* STATED TASK *
From the entries below, copy out every line with "structured" in it.

* SUPPLIED DATA *
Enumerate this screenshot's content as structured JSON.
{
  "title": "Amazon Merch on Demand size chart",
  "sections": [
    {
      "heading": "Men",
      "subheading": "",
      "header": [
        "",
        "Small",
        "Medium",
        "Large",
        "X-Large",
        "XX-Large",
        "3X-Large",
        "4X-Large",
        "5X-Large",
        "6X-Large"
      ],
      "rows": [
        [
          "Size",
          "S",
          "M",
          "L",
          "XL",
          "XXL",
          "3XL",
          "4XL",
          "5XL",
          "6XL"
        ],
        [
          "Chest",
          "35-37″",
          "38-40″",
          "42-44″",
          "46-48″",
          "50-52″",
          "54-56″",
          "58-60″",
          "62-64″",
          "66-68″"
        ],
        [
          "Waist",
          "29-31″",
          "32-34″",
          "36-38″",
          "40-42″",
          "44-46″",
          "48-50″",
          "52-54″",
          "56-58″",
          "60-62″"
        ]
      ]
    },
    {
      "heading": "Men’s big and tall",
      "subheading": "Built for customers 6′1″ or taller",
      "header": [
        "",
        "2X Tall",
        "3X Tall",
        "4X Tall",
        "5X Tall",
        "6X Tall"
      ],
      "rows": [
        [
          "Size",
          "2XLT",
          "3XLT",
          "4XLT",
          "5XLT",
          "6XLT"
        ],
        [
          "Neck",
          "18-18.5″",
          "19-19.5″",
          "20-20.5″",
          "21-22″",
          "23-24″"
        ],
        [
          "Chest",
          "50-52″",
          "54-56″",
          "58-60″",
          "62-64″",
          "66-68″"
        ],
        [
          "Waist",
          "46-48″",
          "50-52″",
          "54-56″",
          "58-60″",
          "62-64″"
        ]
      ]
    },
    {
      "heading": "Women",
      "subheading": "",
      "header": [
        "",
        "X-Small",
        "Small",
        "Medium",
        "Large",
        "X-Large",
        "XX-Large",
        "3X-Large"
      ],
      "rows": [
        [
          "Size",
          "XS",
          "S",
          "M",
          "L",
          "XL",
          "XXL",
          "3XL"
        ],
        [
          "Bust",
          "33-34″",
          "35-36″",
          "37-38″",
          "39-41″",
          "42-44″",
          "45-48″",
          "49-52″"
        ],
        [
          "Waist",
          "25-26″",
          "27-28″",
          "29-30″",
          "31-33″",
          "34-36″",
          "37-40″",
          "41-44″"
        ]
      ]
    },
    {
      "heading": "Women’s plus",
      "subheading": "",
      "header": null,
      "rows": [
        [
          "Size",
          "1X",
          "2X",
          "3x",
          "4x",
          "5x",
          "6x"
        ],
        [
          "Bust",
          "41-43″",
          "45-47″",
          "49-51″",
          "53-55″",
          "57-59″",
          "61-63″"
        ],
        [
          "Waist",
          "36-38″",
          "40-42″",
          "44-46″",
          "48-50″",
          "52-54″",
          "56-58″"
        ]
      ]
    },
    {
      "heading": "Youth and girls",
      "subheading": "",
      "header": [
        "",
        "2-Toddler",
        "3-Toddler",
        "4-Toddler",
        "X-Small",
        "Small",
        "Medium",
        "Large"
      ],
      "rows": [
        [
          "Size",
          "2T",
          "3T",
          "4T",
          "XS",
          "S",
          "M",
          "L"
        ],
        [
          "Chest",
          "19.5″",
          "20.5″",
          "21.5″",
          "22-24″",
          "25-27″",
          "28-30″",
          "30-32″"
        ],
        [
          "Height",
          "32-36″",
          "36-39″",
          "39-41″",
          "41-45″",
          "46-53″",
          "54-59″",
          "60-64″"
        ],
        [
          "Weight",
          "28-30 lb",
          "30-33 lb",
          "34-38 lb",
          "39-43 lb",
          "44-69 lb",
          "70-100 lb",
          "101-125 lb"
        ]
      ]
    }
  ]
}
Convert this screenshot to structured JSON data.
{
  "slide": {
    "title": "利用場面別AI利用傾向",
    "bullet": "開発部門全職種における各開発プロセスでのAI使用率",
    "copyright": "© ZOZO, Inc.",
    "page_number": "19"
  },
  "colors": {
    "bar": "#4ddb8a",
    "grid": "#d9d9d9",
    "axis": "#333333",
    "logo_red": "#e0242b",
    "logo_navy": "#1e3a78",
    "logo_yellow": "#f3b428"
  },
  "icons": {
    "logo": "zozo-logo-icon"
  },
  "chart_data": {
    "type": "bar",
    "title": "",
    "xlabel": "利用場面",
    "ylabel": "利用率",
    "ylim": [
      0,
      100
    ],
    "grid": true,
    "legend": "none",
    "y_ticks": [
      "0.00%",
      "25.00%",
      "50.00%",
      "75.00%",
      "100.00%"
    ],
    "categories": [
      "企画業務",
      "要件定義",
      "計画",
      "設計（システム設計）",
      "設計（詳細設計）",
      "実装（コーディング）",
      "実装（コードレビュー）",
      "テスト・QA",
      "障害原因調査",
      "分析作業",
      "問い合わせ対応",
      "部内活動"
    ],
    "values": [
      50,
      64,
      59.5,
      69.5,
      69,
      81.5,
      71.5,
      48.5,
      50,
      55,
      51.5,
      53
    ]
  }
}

* IN RESPONSE *
Enumerate this screenshot's content as structured JSON.
Convert this screenshot to structured JSON data.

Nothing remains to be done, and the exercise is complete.